EXERCISE REQUIREMENTS: Copy out every line that contains "structured".

EXERCISE INPUTS:
start
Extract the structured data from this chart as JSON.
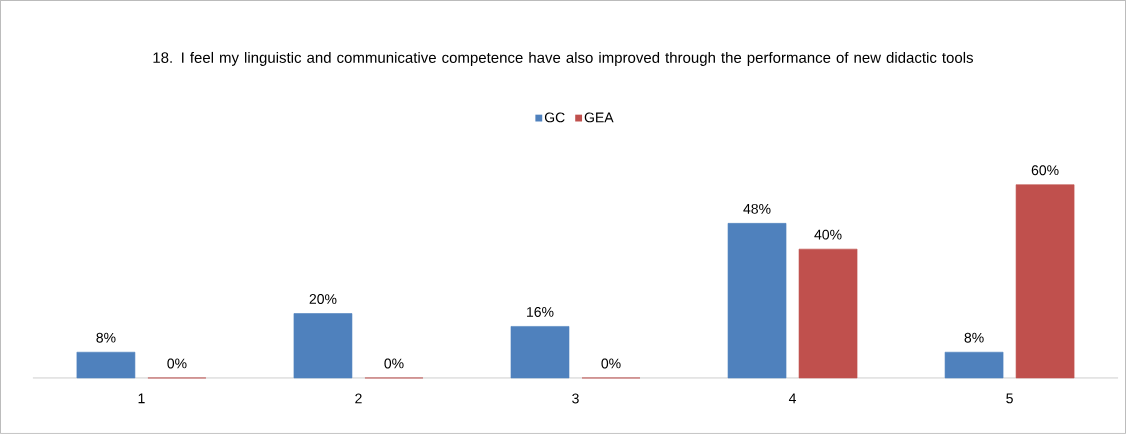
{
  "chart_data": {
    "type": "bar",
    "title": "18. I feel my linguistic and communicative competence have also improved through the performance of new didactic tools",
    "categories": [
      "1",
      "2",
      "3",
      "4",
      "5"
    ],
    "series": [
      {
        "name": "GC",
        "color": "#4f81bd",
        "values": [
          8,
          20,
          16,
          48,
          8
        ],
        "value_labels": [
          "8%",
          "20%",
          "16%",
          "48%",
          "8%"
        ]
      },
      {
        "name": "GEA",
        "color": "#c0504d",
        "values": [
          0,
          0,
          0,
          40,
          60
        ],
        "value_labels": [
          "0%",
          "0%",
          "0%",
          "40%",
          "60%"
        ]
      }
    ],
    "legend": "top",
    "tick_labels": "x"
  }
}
end
start
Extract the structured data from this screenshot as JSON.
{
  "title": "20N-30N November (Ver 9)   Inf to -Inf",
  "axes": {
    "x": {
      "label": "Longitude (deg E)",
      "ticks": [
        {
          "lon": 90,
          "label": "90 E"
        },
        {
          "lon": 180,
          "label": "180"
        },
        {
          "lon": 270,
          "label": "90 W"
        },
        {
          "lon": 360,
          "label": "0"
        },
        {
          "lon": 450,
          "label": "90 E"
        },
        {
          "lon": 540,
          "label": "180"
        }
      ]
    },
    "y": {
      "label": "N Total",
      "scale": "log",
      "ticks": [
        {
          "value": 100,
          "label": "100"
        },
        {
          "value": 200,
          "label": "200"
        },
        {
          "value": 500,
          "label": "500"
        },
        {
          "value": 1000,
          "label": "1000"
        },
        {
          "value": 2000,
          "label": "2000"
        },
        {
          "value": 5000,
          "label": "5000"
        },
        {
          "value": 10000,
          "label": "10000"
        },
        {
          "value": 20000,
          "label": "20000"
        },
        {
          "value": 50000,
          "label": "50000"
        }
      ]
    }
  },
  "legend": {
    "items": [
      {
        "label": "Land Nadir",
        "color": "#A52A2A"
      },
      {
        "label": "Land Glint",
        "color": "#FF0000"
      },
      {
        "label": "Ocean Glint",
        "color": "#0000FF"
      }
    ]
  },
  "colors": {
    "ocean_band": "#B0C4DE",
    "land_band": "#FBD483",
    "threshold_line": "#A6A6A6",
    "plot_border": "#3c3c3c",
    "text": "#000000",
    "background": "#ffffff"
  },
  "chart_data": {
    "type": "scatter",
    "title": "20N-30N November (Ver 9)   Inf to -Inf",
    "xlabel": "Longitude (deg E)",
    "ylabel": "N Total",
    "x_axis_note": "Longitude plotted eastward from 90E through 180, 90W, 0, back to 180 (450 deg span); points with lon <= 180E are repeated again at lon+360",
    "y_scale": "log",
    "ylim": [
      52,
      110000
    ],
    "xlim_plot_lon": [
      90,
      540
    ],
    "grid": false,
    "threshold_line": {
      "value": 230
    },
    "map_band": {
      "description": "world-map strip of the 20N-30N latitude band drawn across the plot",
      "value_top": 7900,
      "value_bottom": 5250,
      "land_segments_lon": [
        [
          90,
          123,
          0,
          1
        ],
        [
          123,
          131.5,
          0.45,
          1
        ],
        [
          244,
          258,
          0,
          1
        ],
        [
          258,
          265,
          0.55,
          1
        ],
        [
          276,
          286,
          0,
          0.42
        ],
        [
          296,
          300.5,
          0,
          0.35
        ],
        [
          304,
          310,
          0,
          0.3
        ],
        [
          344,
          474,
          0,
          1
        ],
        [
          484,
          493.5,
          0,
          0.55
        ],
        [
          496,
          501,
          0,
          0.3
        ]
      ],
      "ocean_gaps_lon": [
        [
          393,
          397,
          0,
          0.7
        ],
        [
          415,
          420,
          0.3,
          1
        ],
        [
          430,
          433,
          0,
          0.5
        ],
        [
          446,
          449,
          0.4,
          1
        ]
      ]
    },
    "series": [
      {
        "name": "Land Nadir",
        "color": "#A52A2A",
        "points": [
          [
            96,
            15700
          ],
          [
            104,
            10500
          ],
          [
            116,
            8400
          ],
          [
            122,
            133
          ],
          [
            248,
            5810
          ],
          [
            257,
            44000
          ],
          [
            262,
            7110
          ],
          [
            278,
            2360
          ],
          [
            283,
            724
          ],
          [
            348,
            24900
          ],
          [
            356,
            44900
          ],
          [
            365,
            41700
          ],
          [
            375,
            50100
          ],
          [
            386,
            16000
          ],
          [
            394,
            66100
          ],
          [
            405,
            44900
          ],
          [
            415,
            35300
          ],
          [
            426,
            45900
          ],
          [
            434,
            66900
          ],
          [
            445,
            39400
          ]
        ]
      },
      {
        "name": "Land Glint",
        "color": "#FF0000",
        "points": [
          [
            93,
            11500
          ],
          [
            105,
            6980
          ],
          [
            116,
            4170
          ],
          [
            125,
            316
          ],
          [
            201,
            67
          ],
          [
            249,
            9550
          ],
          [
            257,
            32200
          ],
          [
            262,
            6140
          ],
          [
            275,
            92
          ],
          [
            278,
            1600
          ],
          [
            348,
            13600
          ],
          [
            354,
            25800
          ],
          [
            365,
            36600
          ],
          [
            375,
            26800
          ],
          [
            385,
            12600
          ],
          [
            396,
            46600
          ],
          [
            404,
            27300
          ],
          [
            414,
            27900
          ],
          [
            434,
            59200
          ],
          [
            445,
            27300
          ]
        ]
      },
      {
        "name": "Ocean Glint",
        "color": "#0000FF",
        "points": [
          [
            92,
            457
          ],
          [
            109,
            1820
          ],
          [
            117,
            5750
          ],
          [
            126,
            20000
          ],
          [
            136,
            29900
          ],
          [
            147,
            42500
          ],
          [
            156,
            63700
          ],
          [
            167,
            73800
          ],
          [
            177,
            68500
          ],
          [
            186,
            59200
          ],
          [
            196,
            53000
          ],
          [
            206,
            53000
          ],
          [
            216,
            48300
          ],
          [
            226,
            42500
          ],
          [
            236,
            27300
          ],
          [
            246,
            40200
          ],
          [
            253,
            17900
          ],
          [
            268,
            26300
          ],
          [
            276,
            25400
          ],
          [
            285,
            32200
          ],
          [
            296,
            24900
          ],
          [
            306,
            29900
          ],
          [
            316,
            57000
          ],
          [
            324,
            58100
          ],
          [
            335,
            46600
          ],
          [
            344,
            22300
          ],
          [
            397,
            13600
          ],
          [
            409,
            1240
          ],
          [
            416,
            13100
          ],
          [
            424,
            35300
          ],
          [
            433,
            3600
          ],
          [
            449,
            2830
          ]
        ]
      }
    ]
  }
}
end
EXERCISE RESULT:
Extract the structured data from this chart as JSON.
Extract the structured data from this screenshot as JSON.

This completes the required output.